WHAT THE EXERCISE ASKS :: Give the number of lines in the data that hold the word "this", and nothing else.

-- Start WORKING DATA --

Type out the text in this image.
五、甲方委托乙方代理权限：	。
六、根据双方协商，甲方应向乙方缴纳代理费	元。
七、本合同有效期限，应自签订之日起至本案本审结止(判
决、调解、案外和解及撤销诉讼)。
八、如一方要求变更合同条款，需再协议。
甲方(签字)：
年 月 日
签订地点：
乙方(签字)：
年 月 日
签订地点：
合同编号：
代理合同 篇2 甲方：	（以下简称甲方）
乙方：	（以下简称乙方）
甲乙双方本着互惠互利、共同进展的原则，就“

-- End WORKING DATA --
-- Start WORKING DATA --

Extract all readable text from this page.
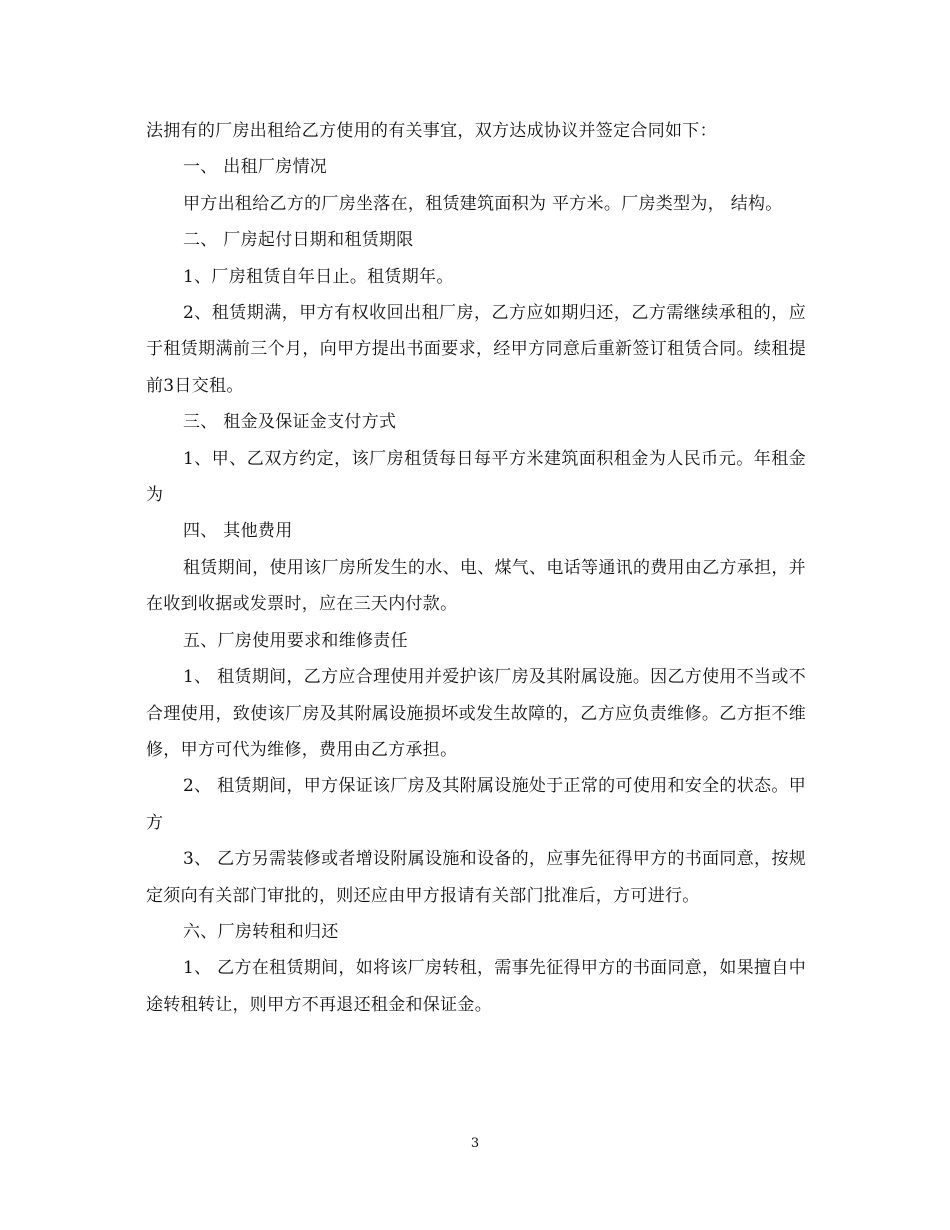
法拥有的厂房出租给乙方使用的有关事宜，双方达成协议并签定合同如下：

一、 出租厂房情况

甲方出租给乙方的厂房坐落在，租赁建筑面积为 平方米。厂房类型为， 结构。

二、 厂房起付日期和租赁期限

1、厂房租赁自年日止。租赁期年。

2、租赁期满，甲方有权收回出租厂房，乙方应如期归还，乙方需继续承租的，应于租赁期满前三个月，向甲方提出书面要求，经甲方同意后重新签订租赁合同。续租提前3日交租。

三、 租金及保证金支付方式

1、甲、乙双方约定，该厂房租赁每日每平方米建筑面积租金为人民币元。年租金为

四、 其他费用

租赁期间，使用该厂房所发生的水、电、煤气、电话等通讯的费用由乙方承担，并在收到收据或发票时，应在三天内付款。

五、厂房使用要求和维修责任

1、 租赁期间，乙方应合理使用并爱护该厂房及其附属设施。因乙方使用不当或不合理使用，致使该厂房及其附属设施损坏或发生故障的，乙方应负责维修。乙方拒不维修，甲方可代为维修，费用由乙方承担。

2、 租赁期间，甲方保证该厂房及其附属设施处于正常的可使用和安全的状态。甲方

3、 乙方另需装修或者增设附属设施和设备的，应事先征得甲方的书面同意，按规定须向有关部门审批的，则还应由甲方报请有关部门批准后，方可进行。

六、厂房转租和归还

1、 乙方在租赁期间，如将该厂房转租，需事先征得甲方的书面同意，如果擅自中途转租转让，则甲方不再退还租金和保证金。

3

-- End WORKING DATA --

WRITTEN ANSWER :: 2